- **Task objective**
Could you put the listing below into a JSON list of strings, one string per line, starting with the line that contains "Give me the" and going on through the line that contains "cloud-download-icon xyxy=(383,203,410,230)"? Leave out the picture and any blank lines.

- **Given data**
-- Start --

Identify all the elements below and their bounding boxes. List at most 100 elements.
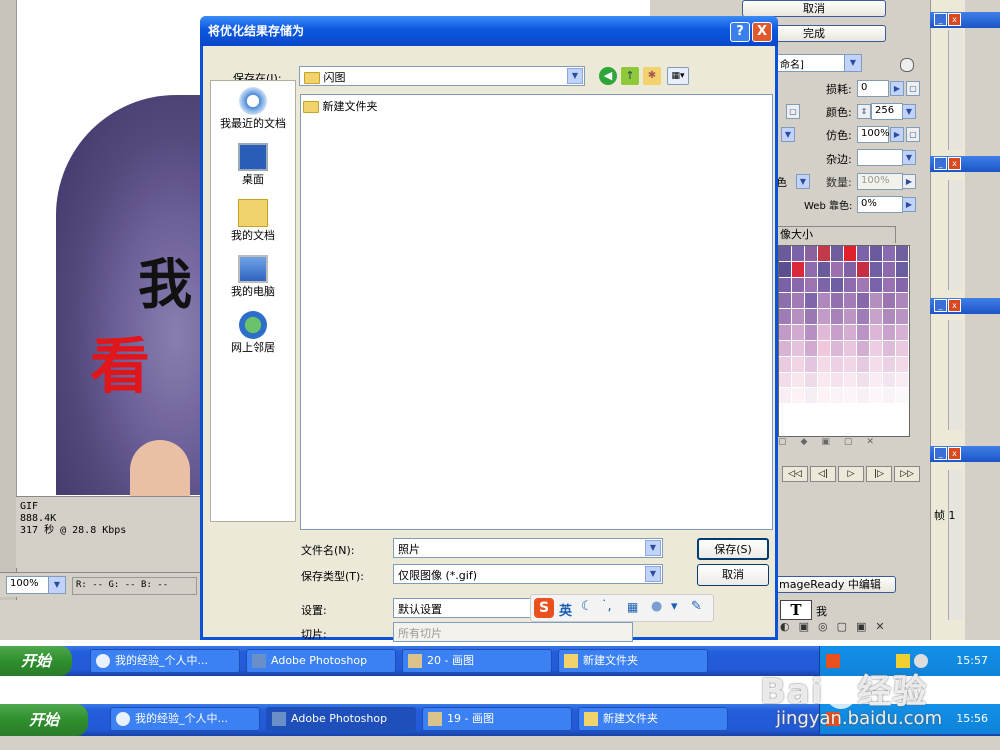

-- End --
-- Start --

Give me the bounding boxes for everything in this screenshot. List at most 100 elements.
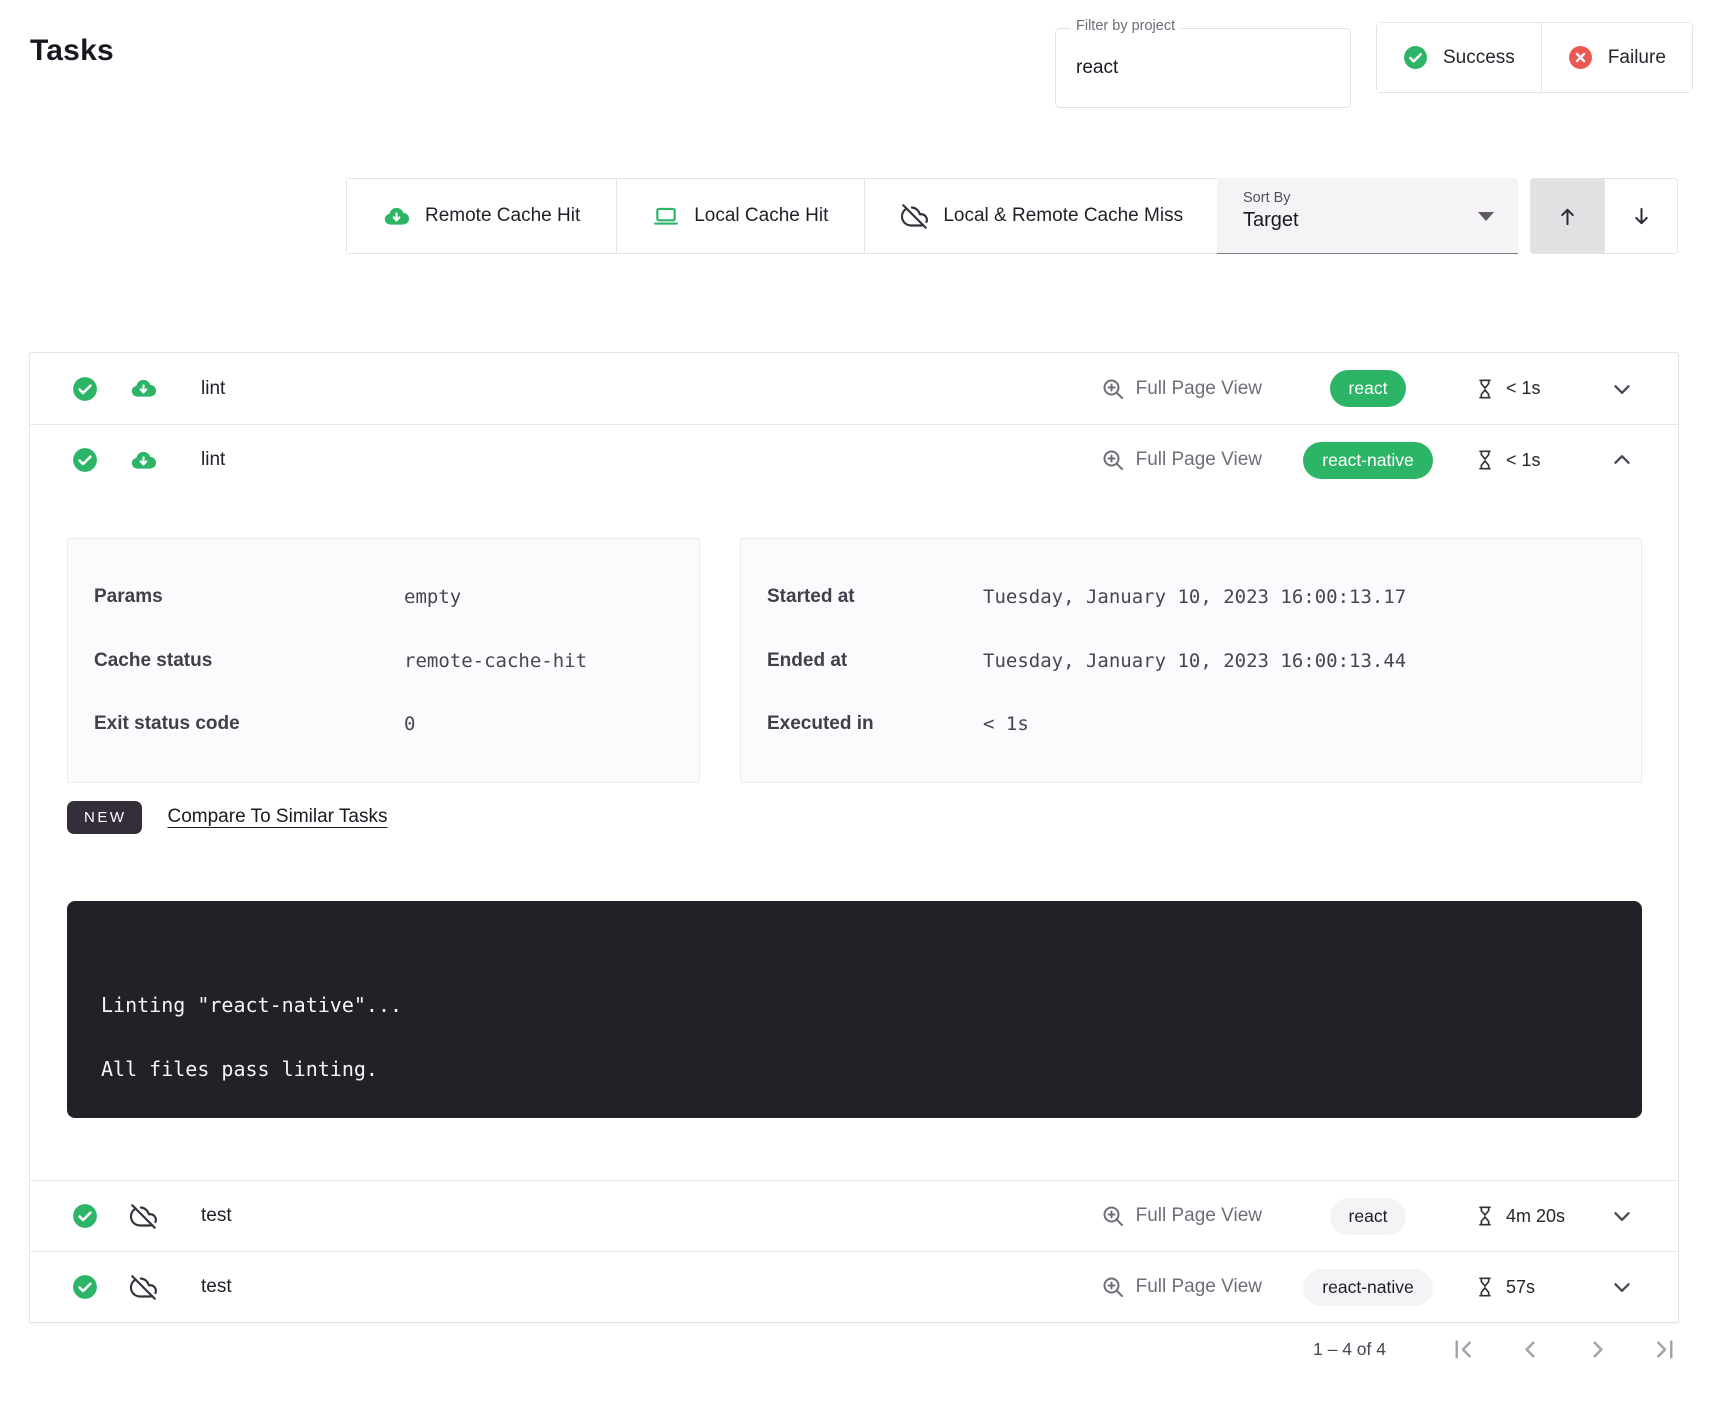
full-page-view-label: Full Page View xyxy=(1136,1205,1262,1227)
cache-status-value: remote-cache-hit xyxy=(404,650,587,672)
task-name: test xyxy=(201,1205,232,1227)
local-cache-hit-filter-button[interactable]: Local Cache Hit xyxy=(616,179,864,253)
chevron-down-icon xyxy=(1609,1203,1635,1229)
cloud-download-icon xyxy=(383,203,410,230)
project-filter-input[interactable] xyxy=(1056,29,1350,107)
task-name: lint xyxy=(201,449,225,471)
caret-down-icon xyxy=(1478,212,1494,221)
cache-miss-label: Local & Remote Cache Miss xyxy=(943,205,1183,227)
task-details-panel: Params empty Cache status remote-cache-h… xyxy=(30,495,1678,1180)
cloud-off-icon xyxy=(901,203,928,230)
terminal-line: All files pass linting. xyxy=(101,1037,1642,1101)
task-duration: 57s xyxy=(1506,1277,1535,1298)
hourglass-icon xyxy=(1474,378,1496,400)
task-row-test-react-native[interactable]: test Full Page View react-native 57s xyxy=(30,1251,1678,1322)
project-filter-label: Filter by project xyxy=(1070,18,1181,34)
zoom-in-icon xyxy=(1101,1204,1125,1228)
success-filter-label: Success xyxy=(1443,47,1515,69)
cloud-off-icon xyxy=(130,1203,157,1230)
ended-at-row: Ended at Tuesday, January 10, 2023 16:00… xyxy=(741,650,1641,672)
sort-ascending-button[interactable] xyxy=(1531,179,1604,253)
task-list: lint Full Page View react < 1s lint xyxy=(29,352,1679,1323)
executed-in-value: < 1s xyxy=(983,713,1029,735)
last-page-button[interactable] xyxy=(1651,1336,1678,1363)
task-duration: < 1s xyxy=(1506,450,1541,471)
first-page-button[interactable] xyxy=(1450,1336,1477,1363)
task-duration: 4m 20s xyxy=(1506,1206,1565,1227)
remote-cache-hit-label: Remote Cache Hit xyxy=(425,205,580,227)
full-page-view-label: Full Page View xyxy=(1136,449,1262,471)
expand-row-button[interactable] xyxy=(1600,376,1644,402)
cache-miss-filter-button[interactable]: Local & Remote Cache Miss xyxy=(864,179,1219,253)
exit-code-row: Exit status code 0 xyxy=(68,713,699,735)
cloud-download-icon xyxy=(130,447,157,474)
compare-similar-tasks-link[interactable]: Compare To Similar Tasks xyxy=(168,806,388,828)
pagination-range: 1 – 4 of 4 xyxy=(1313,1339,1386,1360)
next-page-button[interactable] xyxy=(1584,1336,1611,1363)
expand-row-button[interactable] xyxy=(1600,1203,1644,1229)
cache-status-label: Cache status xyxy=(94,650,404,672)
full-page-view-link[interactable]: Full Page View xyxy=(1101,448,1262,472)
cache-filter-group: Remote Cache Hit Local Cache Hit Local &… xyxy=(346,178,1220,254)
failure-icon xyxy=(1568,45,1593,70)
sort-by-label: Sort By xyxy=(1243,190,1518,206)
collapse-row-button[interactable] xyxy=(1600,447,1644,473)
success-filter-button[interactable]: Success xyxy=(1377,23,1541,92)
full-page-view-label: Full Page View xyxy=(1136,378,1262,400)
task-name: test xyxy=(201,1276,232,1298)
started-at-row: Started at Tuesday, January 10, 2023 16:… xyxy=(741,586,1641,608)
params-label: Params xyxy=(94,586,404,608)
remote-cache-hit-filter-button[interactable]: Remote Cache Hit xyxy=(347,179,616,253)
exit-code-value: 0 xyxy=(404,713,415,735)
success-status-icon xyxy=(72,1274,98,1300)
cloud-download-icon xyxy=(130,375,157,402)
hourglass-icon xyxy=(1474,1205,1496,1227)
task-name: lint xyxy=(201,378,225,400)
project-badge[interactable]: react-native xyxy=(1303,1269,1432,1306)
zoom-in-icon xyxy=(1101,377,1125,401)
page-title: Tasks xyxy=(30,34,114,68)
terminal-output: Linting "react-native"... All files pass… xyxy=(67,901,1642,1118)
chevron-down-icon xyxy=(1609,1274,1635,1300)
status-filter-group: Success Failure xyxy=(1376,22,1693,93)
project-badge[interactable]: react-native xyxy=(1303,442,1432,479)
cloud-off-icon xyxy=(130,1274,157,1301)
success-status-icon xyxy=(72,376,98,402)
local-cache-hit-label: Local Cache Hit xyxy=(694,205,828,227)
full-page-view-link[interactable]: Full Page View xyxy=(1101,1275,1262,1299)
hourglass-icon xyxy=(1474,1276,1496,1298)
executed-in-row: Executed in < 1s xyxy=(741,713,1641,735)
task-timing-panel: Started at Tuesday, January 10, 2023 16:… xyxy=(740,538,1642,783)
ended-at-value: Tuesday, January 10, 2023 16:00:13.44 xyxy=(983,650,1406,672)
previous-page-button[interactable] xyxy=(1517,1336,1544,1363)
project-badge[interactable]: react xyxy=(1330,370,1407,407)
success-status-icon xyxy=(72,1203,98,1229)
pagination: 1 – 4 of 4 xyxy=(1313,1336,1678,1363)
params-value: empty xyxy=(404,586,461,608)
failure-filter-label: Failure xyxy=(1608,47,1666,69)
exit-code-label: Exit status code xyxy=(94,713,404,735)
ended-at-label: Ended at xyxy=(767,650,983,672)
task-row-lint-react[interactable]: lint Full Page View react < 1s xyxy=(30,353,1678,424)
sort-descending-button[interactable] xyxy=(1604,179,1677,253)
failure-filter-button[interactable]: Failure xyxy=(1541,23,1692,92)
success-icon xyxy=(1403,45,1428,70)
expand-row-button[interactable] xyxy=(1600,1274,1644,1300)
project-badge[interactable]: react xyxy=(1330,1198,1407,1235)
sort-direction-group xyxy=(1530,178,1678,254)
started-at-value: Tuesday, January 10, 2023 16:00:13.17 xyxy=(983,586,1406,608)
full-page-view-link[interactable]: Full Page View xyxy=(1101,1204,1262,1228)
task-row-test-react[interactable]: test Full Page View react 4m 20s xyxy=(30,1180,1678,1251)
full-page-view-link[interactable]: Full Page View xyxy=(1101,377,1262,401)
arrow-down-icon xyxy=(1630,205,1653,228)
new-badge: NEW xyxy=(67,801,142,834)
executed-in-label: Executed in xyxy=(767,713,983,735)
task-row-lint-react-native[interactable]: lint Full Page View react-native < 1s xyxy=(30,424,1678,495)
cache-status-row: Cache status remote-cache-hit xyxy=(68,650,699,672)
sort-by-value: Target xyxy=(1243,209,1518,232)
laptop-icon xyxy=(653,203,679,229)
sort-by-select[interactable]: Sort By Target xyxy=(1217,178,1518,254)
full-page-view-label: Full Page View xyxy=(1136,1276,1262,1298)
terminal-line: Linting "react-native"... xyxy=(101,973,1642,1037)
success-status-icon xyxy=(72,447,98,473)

-- End --

- **Answer below**
[
  "Give me the bounding boxes for everything in this screenshot. List at most 100 elements.",
  "full-page-view-label: Full Page View xyxy=(1136,1205,1262,1227)",
  "cache-status-value: remote-cache-hit xyxy=(404,650,587,672)",
  "task-name: test xyxy=(201,1205,232,1227)",
  "local-cache-hit-filter-button[interactable]: Local Cache Hit xyxy=(616,179,864,253)",
  "chevron-down-icon xyxy=(1609,1203,1635,1229)",
  "cloud-download-icon xyxy=(383,203,410,230)"
]